## [Your task]
Find the lines holding the word "true" and collect them.

## [Records to process]
■ ■ ■

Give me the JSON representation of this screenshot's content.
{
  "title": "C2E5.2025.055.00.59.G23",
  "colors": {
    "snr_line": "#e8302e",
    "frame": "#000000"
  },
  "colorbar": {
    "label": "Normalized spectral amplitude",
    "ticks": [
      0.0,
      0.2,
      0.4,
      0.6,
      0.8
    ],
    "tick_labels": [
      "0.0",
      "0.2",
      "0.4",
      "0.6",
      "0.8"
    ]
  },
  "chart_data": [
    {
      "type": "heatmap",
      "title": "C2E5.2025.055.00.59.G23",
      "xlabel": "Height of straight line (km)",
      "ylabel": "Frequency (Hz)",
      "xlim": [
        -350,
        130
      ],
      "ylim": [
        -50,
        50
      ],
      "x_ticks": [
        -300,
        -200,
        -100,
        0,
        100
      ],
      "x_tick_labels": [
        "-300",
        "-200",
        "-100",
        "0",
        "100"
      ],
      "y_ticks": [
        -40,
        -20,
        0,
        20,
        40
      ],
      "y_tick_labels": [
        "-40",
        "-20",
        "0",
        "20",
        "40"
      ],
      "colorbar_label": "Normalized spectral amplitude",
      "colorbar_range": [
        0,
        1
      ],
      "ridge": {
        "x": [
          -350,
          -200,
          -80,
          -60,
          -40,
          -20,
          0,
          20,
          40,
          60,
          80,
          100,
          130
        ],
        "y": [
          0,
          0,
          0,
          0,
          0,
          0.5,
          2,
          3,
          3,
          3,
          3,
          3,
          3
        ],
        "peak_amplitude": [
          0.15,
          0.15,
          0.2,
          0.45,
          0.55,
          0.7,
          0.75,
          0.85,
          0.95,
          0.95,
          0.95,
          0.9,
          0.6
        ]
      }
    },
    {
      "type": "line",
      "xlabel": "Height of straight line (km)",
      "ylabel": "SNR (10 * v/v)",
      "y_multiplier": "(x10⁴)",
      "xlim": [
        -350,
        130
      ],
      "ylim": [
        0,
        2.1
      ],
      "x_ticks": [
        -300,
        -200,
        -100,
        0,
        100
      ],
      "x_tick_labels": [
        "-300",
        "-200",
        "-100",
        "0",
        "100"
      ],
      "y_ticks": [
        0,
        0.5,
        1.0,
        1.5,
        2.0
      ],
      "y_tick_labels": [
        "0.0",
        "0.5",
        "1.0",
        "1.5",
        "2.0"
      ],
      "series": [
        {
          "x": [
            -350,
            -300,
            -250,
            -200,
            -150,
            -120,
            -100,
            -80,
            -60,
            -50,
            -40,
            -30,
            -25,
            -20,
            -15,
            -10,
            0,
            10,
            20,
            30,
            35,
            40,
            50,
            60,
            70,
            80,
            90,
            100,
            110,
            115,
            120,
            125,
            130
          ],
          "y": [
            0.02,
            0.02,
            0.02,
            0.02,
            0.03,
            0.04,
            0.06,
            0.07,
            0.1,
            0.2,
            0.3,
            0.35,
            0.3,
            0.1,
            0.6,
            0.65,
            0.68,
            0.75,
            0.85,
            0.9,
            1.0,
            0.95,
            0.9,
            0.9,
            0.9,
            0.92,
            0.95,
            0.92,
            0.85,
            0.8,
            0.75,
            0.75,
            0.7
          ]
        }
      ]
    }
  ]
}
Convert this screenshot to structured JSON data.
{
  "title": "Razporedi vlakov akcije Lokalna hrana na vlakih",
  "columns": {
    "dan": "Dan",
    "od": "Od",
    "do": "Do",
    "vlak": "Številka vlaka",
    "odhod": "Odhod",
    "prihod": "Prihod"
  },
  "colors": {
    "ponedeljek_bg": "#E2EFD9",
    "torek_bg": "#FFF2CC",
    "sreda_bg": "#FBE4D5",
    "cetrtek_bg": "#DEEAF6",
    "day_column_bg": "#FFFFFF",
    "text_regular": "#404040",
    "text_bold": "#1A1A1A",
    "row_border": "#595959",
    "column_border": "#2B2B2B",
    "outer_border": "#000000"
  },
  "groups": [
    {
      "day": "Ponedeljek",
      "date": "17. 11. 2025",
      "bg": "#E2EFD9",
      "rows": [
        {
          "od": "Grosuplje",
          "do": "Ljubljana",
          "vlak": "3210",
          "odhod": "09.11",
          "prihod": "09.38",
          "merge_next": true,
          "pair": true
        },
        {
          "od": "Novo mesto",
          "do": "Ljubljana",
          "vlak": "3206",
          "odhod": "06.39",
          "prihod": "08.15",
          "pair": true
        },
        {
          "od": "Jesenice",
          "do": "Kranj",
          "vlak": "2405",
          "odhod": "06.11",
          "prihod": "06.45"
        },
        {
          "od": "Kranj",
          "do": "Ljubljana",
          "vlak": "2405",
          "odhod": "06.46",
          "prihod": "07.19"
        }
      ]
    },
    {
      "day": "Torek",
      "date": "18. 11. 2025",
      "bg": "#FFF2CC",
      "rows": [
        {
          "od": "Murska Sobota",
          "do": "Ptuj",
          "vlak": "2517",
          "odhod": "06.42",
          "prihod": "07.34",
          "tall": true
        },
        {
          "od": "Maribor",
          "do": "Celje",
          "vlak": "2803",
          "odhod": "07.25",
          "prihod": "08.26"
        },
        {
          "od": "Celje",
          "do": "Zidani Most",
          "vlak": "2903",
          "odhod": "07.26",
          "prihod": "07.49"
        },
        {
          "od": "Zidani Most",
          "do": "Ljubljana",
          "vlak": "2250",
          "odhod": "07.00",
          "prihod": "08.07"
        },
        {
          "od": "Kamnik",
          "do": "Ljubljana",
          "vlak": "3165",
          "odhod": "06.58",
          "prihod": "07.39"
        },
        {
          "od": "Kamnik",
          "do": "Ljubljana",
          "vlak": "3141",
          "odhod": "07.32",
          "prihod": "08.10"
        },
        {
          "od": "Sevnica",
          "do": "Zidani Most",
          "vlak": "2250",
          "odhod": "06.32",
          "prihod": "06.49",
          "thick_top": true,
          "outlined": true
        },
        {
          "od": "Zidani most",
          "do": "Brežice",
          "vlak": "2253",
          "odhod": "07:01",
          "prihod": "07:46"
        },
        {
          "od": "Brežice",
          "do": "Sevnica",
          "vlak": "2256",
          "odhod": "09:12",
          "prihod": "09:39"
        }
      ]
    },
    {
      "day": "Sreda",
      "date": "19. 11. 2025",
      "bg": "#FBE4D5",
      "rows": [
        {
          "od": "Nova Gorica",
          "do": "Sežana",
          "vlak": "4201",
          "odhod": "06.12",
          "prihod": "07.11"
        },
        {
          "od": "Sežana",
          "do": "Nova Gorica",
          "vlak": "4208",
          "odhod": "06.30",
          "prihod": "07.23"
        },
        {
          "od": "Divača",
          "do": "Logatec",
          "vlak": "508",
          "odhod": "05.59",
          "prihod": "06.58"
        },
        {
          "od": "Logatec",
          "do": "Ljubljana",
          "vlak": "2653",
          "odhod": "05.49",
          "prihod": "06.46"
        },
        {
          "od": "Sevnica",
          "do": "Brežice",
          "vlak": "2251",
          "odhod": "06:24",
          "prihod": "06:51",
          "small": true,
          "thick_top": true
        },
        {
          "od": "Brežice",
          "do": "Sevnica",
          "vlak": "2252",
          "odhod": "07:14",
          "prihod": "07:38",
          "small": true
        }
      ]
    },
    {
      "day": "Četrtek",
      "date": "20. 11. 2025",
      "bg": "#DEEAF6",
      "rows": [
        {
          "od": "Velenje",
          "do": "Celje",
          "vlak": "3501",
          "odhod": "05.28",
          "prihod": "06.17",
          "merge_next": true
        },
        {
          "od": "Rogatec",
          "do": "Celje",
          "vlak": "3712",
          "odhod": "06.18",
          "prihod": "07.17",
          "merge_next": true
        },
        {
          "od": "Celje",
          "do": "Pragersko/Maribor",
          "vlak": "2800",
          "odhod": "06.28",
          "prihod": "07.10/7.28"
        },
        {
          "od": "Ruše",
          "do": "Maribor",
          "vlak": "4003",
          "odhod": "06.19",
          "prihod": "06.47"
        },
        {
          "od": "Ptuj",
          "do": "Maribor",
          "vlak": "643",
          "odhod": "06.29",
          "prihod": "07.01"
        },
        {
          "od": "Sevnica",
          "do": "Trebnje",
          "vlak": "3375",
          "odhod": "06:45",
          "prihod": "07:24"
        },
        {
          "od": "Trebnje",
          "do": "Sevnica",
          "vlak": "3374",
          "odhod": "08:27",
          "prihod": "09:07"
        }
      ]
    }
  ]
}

■ ■ ■

## [Expected output]
          "merge_next": true,
          "pair": true
          "pair": true
          "tall": true
          "thick_top": true,
          "outlined": true
          "small": true,
          "thick_top": true
          "small": true
          "merge_next": true
          "merge_next": true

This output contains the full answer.